#### Input data
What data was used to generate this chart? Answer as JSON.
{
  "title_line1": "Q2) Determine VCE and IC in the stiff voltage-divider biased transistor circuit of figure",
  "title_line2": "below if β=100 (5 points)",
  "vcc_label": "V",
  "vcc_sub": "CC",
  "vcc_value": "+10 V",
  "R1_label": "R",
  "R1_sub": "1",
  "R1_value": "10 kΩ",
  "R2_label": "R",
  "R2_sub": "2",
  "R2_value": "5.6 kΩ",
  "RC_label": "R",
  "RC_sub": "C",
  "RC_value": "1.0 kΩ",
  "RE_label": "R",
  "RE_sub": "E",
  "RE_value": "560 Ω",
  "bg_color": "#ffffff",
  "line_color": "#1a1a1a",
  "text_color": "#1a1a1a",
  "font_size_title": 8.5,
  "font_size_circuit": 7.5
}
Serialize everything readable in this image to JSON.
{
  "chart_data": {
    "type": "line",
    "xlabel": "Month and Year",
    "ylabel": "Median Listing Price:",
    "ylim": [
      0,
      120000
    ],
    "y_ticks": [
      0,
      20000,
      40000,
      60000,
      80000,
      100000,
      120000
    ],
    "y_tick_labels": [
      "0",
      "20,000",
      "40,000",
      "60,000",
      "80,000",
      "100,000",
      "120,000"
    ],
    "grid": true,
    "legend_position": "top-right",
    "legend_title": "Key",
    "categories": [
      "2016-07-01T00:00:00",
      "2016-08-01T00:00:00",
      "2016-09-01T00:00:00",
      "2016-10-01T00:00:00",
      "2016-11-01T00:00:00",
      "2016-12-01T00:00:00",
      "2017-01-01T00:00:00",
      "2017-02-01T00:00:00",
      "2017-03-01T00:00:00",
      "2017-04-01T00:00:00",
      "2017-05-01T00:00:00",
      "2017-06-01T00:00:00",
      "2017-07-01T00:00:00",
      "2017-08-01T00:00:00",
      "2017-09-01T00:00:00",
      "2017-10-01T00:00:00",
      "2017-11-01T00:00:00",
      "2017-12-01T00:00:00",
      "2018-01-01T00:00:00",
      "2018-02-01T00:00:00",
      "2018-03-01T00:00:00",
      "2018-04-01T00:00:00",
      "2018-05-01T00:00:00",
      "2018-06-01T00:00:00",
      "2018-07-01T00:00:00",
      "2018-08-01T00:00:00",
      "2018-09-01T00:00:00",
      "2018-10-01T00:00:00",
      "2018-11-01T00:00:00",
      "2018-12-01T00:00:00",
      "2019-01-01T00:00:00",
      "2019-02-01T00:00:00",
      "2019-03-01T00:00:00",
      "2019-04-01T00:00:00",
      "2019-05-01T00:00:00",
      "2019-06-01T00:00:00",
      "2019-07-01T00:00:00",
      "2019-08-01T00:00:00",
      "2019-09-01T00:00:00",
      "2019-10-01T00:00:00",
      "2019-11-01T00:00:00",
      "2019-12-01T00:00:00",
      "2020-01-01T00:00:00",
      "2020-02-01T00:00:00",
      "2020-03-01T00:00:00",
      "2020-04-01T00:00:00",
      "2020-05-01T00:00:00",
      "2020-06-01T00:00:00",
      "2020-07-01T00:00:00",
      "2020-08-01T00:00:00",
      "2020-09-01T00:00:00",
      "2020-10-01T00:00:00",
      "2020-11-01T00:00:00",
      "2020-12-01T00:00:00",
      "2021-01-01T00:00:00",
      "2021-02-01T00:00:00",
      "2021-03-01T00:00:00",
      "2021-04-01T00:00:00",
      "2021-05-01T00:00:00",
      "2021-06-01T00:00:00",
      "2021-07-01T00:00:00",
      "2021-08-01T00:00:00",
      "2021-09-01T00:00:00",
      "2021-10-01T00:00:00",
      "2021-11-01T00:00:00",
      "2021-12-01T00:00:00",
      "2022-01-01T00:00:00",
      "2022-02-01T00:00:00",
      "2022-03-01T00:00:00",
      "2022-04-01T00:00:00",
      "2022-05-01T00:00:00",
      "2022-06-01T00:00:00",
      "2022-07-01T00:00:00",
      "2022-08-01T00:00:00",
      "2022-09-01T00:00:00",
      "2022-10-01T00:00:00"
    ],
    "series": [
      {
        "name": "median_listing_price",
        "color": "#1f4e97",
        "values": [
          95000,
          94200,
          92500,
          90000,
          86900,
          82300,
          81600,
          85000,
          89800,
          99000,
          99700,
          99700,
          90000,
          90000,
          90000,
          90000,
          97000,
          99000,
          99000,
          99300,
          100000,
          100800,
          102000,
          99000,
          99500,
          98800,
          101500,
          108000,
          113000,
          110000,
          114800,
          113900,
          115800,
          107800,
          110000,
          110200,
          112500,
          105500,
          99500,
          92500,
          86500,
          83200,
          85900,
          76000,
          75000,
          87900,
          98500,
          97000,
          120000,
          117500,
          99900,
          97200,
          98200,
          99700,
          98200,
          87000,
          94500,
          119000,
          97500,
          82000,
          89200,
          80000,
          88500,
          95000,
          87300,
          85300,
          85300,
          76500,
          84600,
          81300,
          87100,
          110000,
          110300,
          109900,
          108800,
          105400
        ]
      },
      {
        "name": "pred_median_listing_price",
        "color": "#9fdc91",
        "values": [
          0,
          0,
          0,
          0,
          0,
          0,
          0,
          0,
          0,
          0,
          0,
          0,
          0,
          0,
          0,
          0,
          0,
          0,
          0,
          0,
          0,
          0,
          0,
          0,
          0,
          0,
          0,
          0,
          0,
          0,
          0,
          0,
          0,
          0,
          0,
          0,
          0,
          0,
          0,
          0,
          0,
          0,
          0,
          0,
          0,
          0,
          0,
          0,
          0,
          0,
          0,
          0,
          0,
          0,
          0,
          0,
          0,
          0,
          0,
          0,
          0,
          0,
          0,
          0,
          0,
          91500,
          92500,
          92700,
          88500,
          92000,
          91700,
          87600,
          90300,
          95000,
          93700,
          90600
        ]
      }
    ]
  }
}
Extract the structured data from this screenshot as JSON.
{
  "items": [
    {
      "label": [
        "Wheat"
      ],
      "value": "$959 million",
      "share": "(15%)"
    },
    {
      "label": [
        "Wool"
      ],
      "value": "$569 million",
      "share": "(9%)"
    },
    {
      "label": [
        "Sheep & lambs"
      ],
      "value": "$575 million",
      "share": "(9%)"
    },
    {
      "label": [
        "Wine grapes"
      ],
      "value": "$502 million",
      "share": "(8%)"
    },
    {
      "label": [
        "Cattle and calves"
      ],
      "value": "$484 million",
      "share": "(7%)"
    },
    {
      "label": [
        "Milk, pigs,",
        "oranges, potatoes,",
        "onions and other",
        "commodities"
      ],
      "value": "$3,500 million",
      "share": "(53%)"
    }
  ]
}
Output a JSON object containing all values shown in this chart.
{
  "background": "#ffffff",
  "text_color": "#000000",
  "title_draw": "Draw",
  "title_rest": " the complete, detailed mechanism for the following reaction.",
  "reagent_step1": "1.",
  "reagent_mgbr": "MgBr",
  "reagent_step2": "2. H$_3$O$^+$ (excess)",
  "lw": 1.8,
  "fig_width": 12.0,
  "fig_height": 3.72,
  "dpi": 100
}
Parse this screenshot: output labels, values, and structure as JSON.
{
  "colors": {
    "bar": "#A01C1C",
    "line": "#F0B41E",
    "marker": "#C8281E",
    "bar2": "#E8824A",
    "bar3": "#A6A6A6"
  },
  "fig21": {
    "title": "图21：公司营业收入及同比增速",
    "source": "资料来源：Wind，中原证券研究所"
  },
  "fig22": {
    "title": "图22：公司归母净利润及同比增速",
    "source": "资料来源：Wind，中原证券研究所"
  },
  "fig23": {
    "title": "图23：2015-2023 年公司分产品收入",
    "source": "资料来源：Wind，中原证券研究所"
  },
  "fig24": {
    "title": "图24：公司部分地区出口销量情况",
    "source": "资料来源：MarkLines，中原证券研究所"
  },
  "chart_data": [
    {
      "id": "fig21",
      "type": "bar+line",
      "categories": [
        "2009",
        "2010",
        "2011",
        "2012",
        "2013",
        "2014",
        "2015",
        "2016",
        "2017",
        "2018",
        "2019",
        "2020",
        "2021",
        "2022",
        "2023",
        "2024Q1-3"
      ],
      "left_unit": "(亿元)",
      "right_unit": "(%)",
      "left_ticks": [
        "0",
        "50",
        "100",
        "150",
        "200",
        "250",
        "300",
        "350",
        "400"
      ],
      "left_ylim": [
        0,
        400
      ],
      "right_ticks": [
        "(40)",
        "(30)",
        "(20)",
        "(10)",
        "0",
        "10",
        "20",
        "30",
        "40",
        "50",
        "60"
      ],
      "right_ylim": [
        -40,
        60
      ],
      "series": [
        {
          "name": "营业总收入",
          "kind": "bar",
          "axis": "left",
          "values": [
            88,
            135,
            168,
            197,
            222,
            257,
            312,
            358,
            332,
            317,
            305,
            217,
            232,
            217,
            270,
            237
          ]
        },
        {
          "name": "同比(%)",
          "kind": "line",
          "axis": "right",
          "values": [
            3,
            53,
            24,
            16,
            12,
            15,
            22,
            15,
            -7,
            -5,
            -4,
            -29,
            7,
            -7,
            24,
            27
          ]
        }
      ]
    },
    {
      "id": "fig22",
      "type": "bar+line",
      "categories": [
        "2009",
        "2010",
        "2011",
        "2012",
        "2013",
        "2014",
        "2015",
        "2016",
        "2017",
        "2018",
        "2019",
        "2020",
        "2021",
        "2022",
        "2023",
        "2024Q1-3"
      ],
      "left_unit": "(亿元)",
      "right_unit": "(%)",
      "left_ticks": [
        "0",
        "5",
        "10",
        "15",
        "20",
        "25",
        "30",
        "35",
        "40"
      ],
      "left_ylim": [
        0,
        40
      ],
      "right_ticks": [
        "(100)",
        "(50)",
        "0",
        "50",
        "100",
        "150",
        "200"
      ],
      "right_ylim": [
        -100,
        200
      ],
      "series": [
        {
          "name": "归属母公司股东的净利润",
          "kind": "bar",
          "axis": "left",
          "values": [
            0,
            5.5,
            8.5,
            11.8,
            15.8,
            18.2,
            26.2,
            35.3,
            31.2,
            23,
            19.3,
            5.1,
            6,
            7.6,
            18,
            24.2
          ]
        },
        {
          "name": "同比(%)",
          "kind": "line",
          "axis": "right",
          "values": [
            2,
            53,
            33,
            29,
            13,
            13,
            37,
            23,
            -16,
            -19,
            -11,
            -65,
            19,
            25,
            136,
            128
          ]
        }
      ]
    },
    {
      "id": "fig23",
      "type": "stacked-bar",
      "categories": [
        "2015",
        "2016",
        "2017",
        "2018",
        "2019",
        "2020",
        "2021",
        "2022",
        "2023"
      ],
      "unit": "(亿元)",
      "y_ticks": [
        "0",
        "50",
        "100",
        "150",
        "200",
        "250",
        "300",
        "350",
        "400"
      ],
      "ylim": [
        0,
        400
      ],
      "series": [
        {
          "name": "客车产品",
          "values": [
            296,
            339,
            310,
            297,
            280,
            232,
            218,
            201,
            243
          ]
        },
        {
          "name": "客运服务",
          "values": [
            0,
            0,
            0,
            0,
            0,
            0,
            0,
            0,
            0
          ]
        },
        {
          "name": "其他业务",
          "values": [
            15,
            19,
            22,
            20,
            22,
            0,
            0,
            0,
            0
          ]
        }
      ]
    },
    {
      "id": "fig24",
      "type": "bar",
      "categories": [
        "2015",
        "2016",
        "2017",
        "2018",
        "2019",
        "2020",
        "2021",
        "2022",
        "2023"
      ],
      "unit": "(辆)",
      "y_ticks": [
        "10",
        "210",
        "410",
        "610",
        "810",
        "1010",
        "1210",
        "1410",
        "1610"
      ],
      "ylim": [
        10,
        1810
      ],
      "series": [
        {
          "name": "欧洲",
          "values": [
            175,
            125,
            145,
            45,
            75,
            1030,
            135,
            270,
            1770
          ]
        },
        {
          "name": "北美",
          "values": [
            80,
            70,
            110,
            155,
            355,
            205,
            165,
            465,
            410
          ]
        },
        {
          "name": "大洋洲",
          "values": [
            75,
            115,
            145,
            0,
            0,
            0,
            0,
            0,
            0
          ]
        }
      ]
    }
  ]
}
########
▸ Exercise objective
Pull out and copy each line containing the string "million".

▸ Written response
      "value": "$959 million",
      "value": "$569 million",
      "value": "$575 million",
      "value": "$502 million",
      "value": "$484 million",
      "value": "$3,500 million",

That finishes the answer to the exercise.